**Problem to solve**
Records follow. Select each line holding "думаю".
* START *
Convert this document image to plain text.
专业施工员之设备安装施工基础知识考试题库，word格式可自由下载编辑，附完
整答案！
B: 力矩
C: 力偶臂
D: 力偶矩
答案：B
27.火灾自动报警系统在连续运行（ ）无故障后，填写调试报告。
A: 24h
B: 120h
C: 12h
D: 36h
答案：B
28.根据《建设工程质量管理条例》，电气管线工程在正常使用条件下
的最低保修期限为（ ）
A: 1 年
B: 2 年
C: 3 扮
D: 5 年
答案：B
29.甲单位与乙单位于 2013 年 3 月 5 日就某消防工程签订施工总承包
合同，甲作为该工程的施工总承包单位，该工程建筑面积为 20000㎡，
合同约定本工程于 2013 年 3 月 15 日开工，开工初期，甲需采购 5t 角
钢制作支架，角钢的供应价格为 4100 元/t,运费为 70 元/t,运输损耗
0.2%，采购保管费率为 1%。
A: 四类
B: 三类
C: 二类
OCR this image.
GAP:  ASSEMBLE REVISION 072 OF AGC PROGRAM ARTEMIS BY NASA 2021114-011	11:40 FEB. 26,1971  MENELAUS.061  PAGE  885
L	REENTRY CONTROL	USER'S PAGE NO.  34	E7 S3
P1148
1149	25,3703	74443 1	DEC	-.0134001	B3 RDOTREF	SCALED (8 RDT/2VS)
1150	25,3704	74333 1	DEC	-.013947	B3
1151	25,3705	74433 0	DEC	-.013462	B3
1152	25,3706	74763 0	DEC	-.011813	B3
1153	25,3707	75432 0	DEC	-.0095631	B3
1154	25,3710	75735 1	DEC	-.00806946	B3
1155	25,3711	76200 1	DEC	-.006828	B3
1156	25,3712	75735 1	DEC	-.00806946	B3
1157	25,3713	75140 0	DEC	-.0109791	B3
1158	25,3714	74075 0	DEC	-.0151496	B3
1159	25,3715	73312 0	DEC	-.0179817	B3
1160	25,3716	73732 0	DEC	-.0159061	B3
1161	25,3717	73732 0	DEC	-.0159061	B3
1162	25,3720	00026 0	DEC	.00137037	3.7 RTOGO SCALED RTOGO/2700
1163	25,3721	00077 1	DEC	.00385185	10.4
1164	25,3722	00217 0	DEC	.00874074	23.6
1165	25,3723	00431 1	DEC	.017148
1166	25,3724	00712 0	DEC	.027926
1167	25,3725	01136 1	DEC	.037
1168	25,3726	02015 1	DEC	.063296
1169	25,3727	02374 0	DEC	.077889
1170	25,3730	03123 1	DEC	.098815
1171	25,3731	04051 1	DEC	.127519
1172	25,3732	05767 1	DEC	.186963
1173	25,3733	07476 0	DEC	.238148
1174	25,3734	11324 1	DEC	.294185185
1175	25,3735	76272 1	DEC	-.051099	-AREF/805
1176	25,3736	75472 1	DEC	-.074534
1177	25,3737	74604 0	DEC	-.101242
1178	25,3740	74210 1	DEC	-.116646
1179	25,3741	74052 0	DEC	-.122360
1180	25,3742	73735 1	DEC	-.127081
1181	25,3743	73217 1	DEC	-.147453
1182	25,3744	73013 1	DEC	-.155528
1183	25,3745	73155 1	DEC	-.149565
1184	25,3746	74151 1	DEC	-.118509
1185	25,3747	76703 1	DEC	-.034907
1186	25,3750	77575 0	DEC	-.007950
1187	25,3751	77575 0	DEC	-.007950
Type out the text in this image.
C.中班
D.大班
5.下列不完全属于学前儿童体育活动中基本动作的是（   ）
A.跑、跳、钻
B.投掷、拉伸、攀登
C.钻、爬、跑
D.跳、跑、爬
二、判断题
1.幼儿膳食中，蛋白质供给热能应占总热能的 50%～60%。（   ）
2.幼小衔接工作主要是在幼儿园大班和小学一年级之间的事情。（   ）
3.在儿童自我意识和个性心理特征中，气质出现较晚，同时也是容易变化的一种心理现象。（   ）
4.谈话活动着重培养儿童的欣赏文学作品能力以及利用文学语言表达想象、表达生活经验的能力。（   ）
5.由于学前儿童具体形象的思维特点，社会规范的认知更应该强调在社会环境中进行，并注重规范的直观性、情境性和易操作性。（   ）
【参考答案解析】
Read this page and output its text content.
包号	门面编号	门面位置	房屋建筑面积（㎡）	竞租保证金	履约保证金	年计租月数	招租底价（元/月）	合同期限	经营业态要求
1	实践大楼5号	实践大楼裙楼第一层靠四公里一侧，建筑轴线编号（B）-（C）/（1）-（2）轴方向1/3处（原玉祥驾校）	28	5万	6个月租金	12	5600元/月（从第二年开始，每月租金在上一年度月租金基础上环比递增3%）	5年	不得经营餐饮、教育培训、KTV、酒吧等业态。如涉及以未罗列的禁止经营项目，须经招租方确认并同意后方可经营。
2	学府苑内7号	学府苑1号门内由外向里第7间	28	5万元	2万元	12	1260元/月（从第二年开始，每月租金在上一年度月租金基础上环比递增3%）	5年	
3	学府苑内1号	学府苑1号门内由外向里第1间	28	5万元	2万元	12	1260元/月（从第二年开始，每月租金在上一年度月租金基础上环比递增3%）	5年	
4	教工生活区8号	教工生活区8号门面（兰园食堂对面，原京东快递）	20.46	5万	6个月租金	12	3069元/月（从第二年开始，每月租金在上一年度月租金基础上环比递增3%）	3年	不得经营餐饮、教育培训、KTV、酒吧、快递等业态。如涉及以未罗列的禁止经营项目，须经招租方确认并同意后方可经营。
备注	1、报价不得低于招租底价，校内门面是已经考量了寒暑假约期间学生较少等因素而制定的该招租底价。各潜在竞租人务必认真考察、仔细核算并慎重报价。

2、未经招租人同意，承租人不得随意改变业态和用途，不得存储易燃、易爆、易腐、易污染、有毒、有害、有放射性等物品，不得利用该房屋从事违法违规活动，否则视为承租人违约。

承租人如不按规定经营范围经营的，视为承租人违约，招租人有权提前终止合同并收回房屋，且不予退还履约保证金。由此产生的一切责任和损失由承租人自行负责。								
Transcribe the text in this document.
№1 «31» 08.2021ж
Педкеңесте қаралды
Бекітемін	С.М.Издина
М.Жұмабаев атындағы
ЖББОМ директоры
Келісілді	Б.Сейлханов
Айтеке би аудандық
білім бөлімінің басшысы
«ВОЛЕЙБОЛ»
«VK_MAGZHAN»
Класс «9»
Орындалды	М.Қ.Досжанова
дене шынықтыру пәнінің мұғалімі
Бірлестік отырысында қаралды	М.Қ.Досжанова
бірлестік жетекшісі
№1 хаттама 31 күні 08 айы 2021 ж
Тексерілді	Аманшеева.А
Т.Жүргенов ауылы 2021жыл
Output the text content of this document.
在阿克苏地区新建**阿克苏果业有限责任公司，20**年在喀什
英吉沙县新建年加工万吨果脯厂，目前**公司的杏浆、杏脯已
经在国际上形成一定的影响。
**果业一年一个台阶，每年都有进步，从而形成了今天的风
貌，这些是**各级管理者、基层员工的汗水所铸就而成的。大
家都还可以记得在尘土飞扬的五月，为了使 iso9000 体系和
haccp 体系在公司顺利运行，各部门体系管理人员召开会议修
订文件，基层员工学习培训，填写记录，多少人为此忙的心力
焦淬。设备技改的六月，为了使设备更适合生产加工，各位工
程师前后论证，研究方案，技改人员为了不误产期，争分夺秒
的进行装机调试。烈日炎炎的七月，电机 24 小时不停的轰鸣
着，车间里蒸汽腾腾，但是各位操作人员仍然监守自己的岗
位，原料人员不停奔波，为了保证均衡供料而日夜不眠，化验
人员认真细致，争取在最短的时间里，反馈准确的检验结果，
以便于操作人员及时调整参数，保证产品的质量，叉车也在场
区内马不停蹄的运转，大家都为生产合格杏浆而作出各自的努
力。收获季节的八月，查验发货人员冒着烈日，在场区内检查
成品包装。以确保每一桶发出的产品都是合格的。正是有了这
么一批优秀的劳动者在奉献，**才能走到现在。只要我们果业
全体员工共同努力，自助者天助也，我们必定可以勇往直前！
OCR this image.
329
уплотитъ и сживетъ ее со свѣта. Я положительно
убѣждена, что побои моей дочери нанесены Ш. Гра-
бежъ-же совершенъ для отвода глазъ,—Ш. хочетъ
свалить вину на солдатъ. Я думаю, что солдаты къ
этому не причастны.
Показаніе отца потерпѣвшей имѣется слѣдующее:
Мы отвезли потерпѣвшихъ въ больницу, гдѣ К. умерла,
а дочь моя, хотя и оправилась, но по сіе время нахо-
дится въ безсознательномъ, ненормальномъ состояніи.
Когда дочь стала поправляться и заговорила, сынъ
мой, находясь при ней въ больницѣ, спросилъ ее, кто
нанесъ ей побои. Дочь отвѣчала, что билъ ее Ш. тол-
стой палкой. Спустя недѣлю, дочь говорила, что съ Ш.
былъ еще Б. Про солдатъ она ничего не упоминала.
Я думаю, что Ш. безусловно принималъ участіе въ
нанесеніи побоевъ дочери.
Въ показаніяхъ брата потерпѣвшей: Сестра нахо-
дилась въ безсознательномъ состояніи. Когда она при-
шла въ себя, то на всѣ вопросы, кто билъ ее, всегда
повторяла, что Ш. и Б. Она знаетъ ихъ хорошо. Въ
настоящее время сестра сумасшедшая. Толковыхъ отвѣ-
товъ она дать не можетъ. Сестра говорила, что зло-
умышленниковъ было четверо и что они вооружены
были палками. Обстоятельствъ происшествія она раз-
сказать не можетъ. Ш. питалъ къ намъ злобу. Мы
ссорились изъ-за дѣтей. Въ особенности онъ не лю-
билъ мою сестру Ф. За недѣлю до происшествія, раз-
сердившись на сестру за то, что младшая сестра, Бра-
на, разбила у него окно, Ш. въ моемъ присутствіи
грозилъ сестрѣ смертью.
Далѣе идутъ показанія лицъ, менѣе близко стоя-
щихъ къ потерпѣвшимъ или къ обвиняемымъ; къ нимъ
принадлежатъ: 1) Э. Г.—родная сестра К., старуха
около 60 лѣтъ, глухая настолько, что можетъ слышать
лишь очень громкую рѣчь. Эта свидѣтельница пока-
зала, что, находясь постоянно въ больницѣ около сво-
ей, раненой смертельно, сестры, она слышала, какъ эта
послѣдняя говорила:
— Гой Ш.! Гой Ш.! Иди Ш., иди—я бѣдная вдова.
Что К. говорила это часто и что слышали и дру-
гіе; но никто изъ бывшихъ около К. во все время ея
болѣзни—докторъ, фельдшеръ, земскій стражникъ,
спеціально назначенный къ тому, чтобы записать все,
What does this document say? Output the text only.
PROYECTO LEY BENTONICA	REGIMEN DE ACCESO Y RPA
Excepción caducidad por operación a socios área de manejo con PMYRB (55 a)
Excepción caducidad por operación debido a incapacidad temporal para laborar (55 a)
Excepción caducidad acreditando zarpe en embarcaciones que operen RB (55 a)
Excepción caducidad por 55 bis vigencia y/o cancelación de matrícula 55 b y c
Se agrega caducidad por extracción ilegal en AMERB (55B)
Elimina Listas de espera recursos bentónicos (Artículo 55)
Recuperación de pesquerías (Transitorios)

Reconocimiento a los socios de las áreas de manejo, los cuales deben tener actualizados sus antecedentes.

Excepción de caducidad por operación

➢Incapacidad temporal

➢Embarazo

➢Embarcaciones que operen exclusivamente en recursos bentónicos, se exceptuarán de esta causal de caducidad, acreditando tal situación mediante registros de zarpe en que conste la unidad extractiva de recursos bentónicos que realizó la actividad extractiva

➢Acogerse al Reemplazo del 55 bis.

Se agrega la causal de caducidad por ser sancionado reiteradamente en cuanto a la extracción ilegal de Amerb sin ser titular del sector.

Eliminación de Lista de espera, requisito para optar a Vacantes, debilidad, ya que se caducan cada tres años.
* END *
**Solution for this problem**
свалить вину на солдатъ. Я думаю, что солдаты къ
Я думаю, что Ш. безусловно принималъ участіе въ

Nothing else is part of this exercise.